▶ **What to produce**: Reproduce each line exactly as it appears, from the line containing "checkbox-row: Include in" down to the line containing "notice-textarea[interactable] [423, 400, 1039, 632]", both of them included.

((

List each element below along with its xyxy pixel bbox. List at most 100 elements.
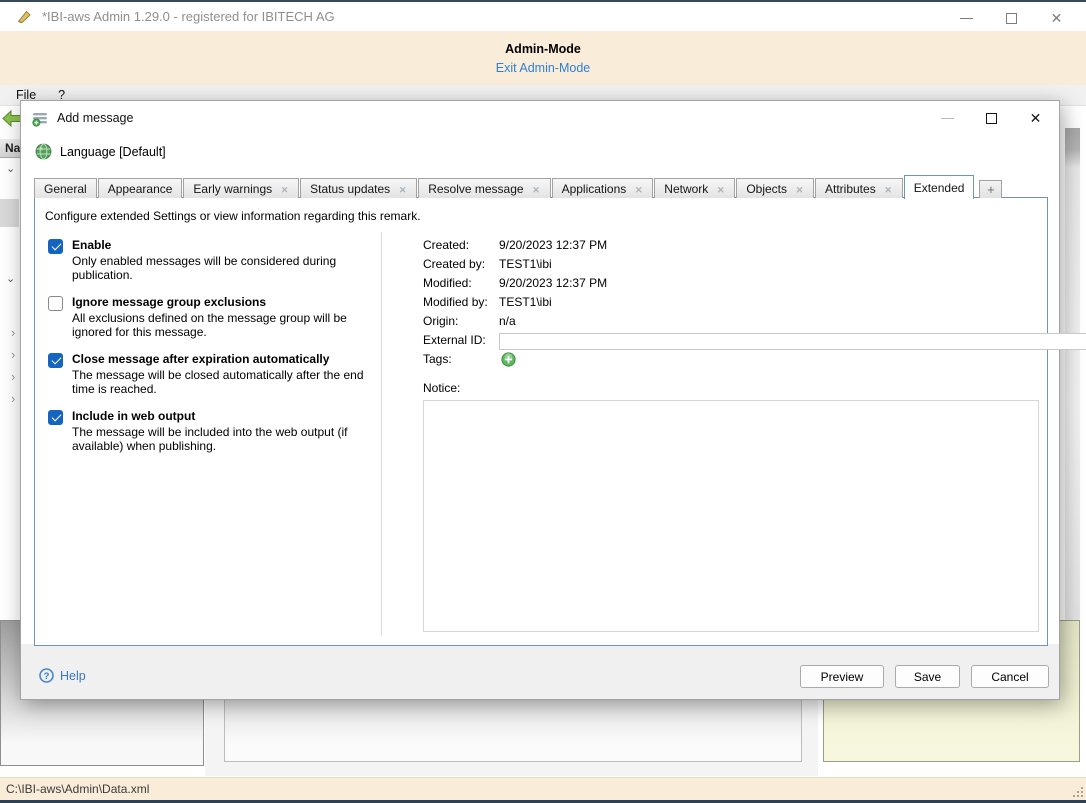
checkbox-row: Include in web output The message will b… [48, 409, 393, 453]
origin-value: n/a [499, 314, 1086, 333]
tab-close-icon[interactable] [280, 182, 289, 196]
dialog-title: Add message [57, 111, 133, 125]
modified-value: 9/20/2023 12:37 PM [499, 276, 1086, 295]
dialog-tab[interactable]: Early warnings [183, 178, 299, 198]
exit-admin-mode-link[interactable]: Exit Admin-Mode [496, 61, 590, 75]
tree-selected-row[interactable] [0, 199, 19, 227]
dialog-titlebar: Add message [21, 101, 1059, 135]
help-link[interactable]: ? Help [39, 668, 86, 683]
close-icon[interactable] [1041, 6, 1072, 32]
save-button[interactable]: Save [895, 665, 960, 688]
checkbox-label: Close message after expiration automatic… [72, 352, 377, 366]
dialog-tab[interactable]: Resolve message [418, 178, 550, 198]
tab-close-icon[interactable] [532, 182, 541, 196]
maximize-icon[interactable] [996, 6, 1027, 32]
modified-label: Modified: [423, 276, 499, 295]
admin-mode-banner: Admin-Mode Exit Admin-Mode [0, 31, 1086, 85]
tab-label: Appearance [108, 182, 173, 196]
dialog-minimize-icon[interactable] [932, 106, 963, 132]
dialog-tab[interactable]: Extended [904, 175, 975, 199]
tree-expander-icon[interactable] [6, 162, 15, 175]
tab-label: Network [664, 182, 708, 196]
checkbox-label: Ignore message group exclusions [72, 295, 377, 309]
notice-textarea[interactable] [423, 400, 1039, 632]
tree-collapse-icon[interactable] [11, 369, 15, 384]
extended-tab-panel: Configure extended Settings or view info… [34, 197, 1048, 646]
tree-column-header[interactable]: Na [0, 139, 20, 158]
dialog-tab[interactable]: Objects [736, 178, 814, 198]
resize-grip[interactable] [1073, 787, 1083, 797]
tab-label: Attributes [825, 182, 876, 196]
info-grid: Created: 9/20/2023 12:37 PM Created by: … [423, 238, 1040, 371]
status-bar: C:\IBI-aws\Admin\Data.xml [0, 777, 1086, 800]
tree-collapse-icon[interactable] [11, 391, 15, 406]
settings-column: Enable Only enabled messages will be con… [48, 238, 393, 466]
tree-collapse-icon[interactable] [11, 347, 15, 362]
dialog-tab[interactable]: Network [654, 178, 735, 198]
checkbox-label: Include in web output [72, 409, 377, 423]
tab-close-icon[interactable] [716, 182, 725, 196]
origin-label: Origin: [423, 314, 499, 333]
question-circle-icon: ? [39, 668, 54, 683]
tree-collapse-icon[interactable] [11, 325, 15, 340]
add-message-dialog: Add message Language [Default] General A… [20, 100, 1060, 700]
checkbox-row: Ignore message group exclusions All excl… [48, 295, 393, 339]
svg-text:?: ? [44, 671, 50, 682]
checkbox[interactable] [48, 353, 63, 368]
tab-label: General [44, 182, 87, 196]
dialog-tab[interactable]: Attributes [815, 178, 903, 198]
background-scrollbar[interactable] [1065, 128, 1080, 674]
tab-label: Applications [562, 182, 627, 196]
tab-close-icon[interactable] [398, 182, 407, 196]
help-label: Help [60, 669, 86, 683]
dialog-tab[interactable]: Status updates [300, 178, 417, 198]
checkbox[interactable] [48, 410, 63, 425]
created-by-value: TEST1\ibi [499, 257, 1086, 276]
tab-label: Status updates [310, 182, 390, 196]
dialog-footer: ? Help Preview Save Cancel [21, 644, 1059, 699]
dialog-close-icon[interactable] [1020, 106, 1051, 132]
cancel-button[interactable]: Cancel [971, 665, 1049, 688]
add-message-icon [32, 110, 49, 127]
tab-close-icon[interactable] [634, 182, 643, 196]
checkbox-row: Enable Only enabled messages will be con… [48, 238, 393, 282]
checkbox[interactable] [48, 239, 63, 254]
back-arrow-icon[interactable] [2, 110, 22, 127]
checkbox-description: The message will be included into the we… [72, 426, 377, 453]
checkbox-row: Close message after expiration automatic… [48, 352, 393, 396]
tab-label: Objects [746, 182, 787, 196]
tabs: General Appearance Early warnings Status… [34, 175, 975, 198]
dialog-maximize-icon[interactable] [976, 106, 1007, 132]
dialog-tab[interactable]: General [34, 178, 97, 198]
preview-button[interactable]: Preview [800, 665, 884, 688]
globe-icon [35, 143, 52, 160]
tab-close-icon[interactable] [795, 182, 804, 196]
column-divider [381, 232, 382, 636]
language-selector[interactable]: Language [Default] [35, 143, 1059, 160]
app-titlebar: *IBI-aws Admin 1.29.0 - registered for I… [0, 0, 1086, 31]
panel-description: Configure extended Settings or view info… [45, 209, 421, 223]
checkbox-label: Enable [72, 238, 377, 252]
created-by-label: Created by: [423, 257, 499, 276]
info-column: Created: 9/20/2023 12:37 PM Created by: … [423, 238, 1040, 635]
tab-strip: General Appearance Early warnings Status… [34, 173, 1046, 198]
add-tab-button[interactable] [979, 180, 1002, 198]
add-tag-button[interactable] [501, 352, 516, 367]
tab-label: Early warnings [193, 182, 272, 196]
main-window-controls [951, 4, 1072, 33]
dialog-tab[interactable]: Applications [552, 178, 654, 198]
checkbox-description: The message will be closed automatically… [72, 369, 377, 396]
app-pen-icon [16, 8, 33, 25]
checkbox[interactable] [48, 296, 63, 311]
tags-label: Tags: [423, 352, 499, 371]
minimize-icon[interactable] [951, 6, 982, 32]
checkbox-description: Only enabled messages will be considered… [72, 255, 377, 282]
status-bar-path: C:\IBI-aws\Admin\Data.xml [6, 782, 149, 796]
app-title: *IBI-aws Admin 1.29.0 - registered for I… [42, 9, 335, 24]
notice-label: Notice: [423, 381, 1040, 395]
tab-label: Extended [914, 181, 965, 195]
dialog-tab[interactable]: Appearance [98, 178, 183, 198]
tree-expander-icon[interactable] [6, 272, 15, 285]
tab-close-icon[interactable] [884, 182, 893, 196]
external-id-input[interactable] [499, 333, 1086, 350]
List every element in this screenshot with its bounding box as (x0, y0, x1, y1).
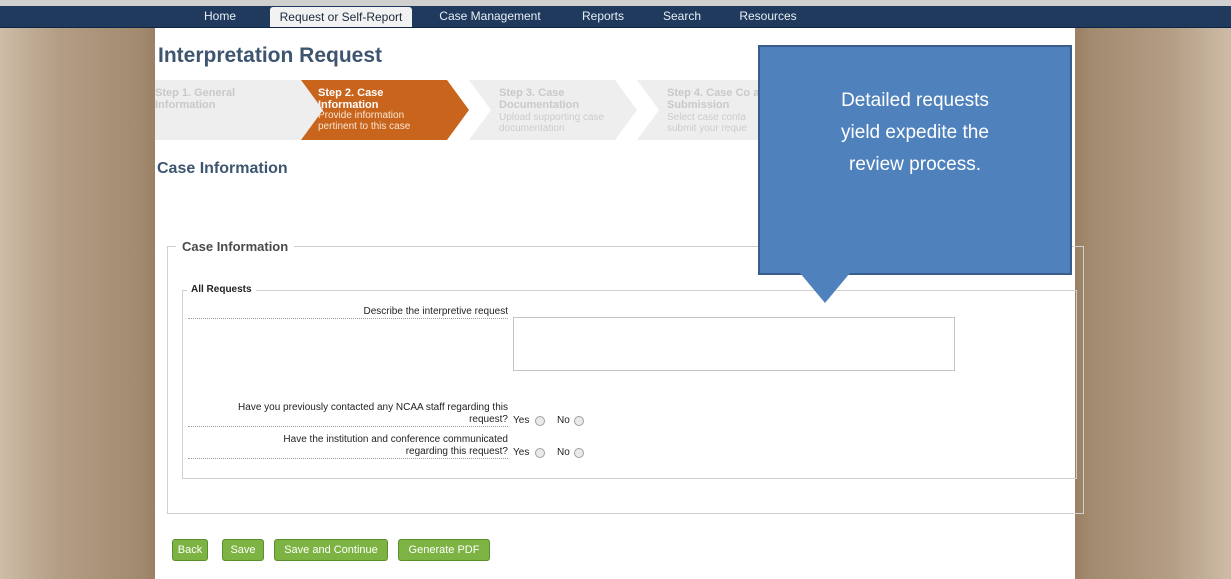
q1-label: Have you previously contacted any NCAA s… (188, 402, 508, 427)
q1-label-line2: request? (469, 414, 508, 425)
step-2-title: Step 2. Case Information (318, 87, 384, 111)
q2-yes-label: Yes (513, 447, 530, 458)
back-button[interactable]: Back (172, 539, 208, 561)
callout-line-2: yield expedite the (841, 122, 989, 143)
nav-search[interactable]: Search (652, 6, 712, 27)
nav-reports[interactable]: Reports (568, 6, 638, 27)
q2-no-label: No (557, 447, 570, 458)
q1-no-radio[interactable] (574, 416, 584, 426)
all-requests-group: All Requests Describe the interpretive r… (182, 284, 1077, 479)
step-3-desc: Upload supporting case documentation (499, 112, 605, 134)
callout-line-3: review process. (849, 154, 981, 175)
callout-line-1: Detailed requests (841, 90, 989, 111)
step-1[interactable]: Step 1. General Information (155, 80, 323, 140)
describe-label: Describe the interpretive request (188, 306, 508, 319)
case-information-fieldset: Case Information All Requests Describe t… (167, 239, 1084, 514)
step-2-desc: Provide information pertinent to this ca… (318, 110, 411, 132)
save-button[interactable]: Save (222, 539, 264, 561)
nav-home[interactable]: Home (190, 6, 250, 27)
describe-textarea[interactable] (513, 317, 955, 371)
step-3-title: Step 3. Case Documentation (499, 87, 580, 111)
fieldset-legend: Case Information (176, 239, 295, 254)
q2-yes-radio[interactable] (535, 448, 545, 458)
save-and-continue-button[interactable]: Save and Continue (274, 539, 388, 561)
nav-case-management[interactable]: Case Management (430, 6, 550, 27)
step-3[interactable]: Step 3. Case Documentation Upload suppor… (469, 80, 637, 140)
tip-callout: Detailed requests yield expedite the rev… (758, 45, 1072, 275)
section-title: Case Information (157, 160, 288, 177)
q1-label-line1: Have you previously contacted any NCAA s… (238, 402, 508, 413)
callout-text: Detailed requests yield expedite the rev… (760, 85, 1070, 181)
main-nav: Home Request or Self-Report Case Managem… (0, 6, 1231, 28)
callout-pointer (800, 273, 850, 303)
q2-label: Have the institution and conference comm… (188, 434, 508, 459)
q2-label-line2: regarding this request? (405, 446, 508, 457)
q1-yes-label: Yes (513, 415, 530, 426)
q1-no-label: No (557, 415, 570, 426)
inner-legend: All Requests (187, 284, 256, 295)
nav-resources[interactable]: Resources (728, 6, 808, 27)
nav-request-self-report[interactable]: Request or Self-Report (270, 7, 412, 27)
page-title: Interpretation Request (158, 44, 383, 67)
generate-pdf-button[interactable]: Generate PDF (398, 539, 490, 561)
step-1-title: Step 1. General Information (155, 87, 236, 111)
q2-label-line1: Have the institution and conference comm… (283, 434, 508, 445)
q2-no-radio[interactable] (574, 448, 584, 458)
step-2[interactable]: Step 2. Case Information Provide informa… (301, 80, 469, 140)
q1-yes-radio[interactable] (535, 416, 545, 426)
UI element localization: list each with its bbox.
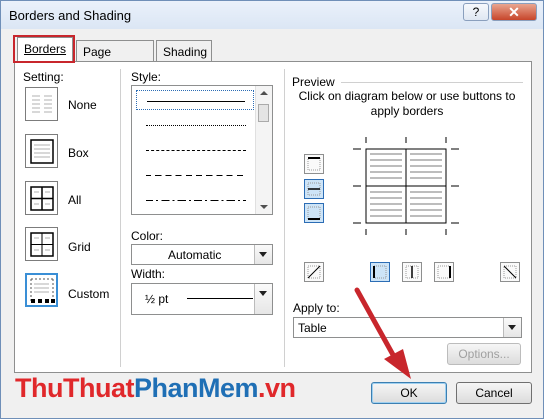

))

▶ **Task result**:
checkbox-row: Include in web output The message will b… [48, 409, 393, 453]
origin-value: n/a [499, 314, 1086, 333]
tab-close-icon[interactable] [280, 182, 289, 196]
dialog-title: Add message [57, 111, 133, 125]
modified-value: 9/20/2023 12:37 PM [499, 276, 1086, 295]
dialog-tab[interactable]: Early warnings [183, 178, 299, 198]
exit-admin-mode-link[interactable]: Exit Admin-Mode [496, 61, 590, 75]
tree-selected-row[interactable] [0, 199, 19, 227]
dialog-titlebar: Add message [21, 101, 1059, 135]
help-link[interactable]: ? Help [39, 668, 86, 683]
close-icon[interactable] [1041, 6, 1072, 32]
save-button[interactable]: Save [895, 665, 960, 688]
checkbox-label: Close message after expiration automatic… [72, 352, 377, 366]
dialog-tab[interactable]: Resolve message [418, 178, 550, 198]
tab-close-icon[interactable] [532, 182, 541, 196]
maximize-icon[interactable] [996, 6, 1027, 32]
modified-label: Modified: [423, 276, 499, 295]
admin-mode-banner: Admin-Mode Exit Admin-Mode [0, 31, 1086, 85]
tab-label: Appearance [108, 182, 173, 196]
dialog-minimize-icon[interactable] [932, 106, 963, 132]
dialog-tab[interactable]: Extended [904, 175, 975, 199]
tree-expander-icon[interactable] [6, 162, 15, 175]
tab-label: Network [664, 182, 708, 196]
checkbox-label: Ignore message group exclusions [72, 295, 377, 309]
notice-textarea[interactable] [423, 400, 1039, 632]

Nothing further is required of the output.